Task instructions: Copy out all lines that carry the word "Nachrichten".

Task input:
- - - -

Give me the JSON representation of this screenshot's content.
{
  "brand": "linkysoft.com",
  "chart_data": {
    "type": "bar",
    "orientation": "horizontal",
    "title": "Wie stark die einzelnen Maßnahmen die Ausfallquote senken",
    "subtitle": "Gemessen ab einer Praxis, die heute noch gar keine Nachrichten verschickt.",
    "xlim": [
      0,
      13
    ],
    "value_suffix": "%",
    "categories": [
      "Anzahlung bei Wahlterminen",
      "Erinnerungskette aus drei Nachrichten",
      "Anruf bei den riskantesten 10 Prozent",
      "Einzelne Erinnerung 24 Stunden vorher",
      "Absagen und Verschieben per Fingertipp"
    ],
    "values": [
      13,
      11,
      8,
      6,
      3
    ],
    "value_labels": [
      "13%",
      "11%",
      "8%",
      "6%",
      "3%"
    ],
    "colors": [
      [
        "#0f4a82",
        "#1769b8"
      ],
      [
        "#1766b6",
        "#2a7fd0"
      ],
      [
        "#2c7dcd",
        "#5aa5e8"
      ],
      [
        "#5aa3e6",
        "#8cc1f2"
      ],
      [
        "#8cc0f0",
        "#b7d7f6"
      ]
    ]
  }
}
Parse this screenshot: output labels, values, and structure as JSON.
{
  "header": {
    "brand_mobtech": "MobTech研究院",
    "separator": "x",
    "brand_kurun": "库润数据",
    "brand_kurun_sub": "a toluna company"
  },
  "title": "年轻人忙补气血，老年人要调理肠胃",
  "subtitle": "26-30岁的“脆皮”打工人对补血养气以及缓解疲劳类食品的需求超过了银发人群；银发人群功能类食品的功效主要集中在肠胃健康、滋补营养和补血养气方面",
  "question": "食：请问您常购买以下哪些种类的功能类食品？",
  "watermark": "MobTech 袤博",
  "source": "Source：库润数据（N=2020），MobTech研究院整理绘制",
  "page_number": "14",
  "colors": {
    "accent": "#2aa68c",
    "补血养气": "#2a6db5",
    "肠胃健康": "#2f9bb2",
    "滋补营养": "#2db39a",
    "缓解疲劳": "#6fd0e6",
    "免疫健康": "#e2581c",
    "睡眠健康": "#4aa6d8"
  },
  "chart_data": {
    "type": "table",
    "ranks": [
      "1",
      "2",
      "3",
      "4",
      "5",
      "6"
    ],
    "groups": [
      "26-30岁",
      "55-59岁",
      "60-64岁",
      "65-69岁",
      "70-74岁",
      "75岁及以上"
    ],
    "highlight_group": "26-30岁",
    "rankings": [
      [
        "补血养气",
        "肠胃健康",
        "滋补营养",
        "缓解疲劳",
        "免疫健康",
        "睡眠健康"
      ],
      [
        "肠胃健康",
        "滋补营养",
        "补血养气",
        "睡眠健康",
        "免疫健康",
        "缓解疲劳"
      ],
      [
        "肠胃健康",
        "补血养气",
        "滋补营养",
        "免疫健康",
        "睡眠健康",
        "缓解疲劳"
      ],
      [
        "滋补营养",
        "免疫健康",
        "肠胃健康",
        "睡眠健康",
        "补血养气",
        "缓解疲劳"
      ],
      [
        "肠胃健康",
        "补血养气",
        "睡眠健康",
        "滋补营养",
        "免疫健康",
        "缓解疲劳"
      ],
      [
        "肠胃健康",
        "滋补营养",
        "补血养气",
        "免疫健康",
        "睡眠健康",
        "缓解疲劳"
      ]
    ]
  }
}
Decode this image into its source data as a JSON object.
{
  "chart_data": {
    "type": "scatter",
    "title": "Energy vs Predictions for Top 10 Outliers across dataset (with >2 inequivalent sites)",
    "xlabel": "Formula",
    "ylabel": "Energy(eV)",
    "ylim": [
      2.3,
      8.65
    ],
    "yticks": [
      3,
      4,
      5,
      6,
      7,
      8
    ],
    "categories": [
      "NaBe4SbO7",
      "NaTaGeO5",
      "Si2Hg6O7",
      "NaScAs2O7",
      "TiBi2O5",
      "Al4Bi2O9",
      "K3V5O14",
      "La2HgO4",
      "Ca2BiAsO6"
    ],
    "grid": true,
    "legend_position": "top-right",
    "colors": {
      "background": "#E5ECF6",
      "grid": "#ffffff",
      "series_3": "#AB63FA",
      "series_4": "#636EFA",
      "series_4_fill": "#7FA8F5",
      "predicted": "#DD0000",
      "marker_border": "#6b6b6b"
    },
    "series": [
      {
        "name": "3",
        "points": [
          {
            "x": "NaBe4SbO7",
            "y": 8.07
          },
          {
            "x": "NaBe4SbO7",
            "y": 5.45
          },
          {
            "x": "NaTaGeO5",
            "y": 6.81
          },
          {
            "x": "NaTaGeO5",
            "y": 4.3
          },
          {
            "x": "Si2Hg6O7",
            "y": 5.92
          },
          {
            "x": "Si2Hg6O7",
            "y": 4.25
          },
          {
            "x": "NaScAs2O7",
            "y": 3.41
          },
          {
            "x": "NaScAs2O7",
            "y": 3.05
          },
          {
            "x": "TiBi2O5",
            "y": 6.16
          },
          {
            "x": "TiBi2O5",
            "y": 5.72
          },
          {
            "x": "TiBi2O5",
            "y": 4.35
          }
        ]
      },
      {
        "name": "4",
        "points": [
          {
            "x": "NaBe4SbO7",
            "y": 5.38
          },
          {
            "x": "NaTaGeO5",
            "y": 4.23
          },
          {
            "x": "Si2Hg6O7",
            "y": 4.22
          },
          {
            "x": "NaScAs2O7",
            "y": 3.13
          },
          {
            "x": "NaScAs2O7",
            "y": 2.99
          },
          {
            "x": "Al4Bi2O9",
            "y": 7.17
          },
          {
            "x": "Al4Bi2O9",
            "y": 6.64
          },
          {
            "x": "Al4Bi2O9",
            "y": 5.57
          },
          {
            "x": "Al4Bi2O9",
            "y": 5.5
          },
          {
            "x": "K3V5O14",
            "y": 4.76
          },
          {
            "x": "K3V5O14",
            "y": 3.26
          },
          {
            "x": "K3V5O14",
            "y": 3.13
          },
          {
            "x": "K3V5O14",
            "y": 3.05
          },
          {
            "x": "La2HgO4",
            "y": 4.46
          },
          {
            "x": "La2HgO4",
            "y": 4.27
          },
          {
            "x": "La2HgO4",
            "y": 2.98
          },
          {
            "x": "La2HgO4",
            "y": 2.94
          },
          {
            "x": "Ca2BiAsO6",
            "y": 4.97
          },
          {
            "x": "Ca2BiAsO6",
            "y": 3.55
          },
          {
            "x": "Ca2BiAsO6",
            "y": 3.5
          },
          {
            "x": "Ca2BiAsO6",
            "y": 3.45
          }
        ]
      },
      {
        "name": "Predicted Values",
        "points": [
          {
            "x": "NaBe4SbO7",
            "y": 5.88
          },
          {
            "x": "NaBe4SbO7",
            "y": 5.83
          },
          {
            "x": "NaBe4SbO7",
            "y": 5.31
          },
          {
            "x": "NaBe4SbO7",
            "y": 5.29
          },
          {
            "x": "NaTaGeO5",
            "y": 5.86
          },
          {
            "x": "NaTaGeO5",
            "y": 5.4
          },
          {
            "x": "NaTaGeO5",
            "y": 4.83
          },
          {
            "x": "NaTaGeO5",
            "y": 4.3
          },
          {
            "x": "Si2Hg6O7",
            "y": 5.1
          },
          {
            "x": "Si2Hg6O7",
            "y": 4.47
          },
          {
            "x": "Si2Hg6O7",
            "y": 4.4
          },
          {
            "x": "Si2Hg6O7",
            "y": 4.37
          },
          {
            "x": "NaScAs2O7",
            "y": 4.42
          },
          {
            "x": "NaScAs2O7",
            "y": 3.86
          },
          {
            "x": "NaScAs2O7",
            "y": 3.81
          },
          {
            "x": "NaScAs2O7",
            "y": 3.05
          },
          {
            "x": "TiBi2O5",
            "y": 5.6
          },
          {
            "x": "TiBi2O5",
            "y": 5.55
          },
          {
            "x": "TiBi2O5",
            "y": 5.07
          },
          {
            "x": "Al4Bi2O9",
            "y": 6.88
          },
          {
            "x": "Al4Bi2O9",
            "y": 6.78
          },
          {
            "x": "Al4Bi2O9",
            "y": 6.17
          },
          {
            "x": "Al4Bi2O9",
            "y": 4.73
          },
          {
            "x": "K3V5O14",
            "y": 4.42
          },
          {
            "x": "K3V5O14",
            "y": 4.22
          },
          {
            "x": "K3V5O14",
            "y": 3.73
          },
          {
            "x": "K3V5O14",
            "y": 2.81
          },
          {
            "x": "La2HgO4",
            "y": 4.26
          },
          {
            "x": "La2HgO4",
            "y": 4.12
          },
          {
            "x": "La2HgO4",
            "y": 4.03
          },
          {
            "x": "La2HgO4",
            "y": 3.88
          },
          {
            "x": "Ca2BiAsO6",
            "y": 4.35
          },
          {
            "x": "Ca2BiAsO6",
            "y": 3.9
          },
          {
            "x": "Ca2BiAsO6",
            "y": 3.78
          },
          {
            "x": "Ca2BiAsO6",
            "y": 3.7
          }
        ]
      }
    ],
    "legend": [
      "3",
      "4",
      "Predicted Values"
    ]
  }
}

- - - -

Answer to the exercise:
    "subtitle": "Gemessen ab einer Praxis, die heute noch gar keine Nachrichten verschickt.",
      "Erinnerungskette aus drei Nachrichten",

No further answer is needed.